Dataset entries:
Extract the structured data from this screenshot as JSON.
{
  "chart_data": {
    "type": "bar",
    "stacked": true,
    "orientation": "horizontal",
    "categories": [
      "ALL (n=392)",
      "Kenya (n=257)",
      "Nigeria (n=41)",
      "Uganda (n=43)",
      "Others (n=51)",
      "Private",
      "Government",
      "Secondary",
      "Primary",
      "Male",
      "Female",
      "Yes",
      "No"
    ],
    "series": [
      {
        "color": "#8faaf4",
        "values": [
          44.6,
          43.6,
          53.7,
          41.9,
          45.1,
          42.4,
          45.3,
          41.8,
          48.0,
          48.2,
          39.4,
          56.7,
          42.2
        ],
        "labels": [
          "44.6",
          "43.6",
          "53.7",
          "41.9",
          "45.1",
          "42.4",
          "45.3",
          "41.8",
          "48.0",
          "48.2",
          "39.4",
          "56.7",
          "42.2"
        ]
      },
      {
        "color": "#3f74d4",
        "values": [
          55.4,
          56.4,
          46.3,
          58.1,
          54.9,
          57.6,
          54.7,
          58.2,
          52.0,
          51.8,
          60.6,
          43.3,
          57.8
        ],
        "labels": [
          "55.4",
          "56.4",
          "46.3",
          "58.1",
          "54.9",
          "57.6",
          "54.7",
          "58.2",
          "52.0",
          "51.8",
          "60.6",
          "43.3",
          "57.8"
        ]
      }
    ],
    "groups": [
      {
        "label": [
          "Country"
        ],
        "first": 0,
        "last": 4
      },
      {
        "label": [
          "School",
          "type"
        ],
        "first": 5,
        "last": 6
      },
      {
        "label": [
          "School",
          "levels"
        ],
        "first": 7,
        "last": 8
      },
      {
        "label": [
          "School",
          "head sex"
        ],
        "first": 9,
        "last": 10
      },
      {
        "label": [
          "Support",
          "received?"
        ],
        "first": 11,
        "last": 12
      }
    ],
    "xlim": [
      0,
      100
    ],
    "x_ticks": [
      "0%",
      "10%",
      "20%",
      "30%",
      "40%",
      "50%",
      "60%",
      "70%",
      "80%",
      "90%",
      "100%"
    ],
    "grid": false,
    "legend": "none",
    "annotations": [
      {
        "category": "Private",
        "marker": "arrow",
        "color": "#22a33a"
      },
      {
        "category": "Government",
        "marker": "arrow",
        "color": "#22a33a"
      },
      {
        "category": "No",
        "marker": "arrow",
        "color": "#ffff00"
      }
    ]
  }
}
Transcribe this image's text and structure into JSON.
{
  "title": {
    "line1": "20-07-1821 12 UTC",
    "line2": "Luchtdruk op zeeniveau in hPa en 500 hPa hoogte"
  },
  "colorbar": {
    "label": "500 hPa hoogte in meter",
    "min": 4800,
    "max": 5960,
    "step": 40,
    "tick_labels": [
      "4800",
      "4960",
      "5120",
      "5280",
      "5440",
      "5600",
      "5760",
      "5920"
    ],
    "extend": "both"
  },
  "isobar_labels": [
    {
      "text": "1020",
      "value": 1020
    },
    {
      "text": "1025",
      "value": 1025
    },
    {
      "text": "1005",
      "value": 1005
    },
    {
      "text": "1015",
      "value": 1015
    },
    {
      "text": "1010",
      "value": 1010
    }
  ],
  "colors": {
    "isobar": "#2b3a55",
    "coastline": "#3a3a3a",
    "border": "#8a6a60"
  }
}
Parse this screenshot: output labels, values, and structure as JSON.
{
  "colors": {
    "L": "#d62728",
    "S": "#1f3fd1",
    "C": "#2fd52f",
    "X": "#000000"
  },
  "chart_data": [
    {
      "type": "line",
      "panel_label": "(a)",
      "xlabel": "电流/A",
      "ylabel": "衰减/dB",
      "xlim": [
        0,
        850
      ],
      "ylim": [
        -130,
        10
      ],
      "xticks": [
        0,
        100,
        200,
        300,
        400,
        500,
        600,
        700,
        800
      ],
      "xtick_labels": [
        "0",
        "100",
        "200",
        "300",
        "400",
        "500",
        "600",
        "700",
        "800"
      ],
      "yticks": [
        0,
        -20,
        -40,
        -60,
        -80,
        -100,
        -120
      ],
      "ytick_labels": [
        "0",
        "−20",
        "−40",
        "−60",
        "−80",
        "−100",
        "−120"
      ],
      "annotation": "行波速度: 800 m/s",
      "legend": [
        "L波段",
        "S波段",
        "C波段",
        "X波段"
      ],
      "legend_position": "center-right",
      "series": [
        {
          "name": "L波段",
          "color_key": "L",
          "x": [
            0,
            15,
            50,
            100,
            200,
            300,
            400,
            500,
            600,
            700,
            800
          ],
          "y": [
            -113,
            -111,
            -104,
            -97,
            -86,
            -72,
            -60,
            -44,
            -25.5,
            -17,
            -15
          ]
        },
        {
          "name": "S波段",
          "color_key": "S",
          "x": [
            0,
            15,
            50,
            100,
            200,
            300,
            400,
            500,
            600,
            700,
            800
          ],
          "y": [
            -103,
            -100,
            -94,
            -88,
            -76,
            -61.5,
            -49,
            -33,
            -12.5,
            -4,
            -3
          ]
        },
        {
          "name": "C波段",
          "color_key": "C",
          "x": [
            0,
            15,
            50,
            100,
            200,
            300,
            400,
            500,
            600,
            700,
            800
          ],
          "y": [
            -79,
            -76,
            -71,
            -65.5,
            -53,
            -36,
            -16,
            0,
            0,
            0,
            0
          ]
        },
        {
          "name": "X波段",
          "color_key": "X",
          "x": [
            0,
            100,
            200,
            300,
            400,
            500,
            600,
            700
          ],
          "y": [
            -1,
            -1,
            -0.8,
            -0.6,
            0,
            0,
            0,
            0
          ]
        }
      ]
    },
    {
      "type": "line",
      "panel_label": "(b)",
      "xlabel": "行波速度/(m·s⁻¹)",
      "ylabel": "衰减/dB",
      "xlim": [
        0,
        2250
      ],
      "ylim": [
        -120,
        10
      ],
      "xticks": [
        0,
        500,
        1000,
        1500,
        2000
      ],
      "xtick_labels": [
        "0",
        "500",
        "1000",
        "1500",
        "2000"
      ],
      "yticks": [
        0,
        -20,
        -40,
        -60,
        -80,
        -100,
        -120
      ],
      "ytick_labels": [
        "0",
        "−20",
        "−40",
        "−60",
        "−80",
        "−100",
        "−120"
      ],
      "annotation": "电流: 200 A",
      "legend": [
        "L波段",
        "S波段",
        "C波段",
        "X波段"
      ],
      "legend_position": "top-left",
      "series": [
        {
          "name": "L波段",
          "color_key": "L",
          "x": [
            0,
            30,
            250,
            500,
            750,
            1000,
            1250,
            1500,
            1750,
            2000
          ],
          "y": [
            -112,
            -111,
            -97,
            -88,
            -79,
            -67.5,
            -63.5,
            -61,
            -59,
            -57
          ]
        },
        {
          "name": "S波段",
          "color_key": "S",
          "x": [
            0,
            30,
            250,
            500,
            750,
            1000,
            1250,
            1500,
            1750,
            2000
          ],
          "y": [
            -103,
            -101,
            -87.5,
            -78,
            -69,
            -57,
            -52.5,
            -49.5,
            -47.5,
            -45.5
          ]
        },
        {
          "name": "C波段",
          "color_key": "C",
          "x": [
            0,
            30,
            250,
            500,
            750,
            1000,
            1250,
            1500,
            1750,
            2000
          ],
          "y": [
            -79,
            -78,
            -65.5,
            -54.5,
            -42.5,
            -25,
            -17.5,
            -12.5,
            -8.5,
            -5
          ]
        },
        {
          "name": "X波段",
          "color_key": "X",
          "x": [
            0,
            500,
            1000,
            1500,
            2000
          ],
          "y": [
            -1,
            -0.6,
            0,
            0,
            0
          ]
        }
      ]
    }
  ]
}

Work to complete: List each line of the entries that holds the string "text".

In response:
Transcribe this image's text and structure into JSON.
      "text": "1020",
      "text": "1025",
      "text": "1005",
      "text": "1015",
      "text": "1010",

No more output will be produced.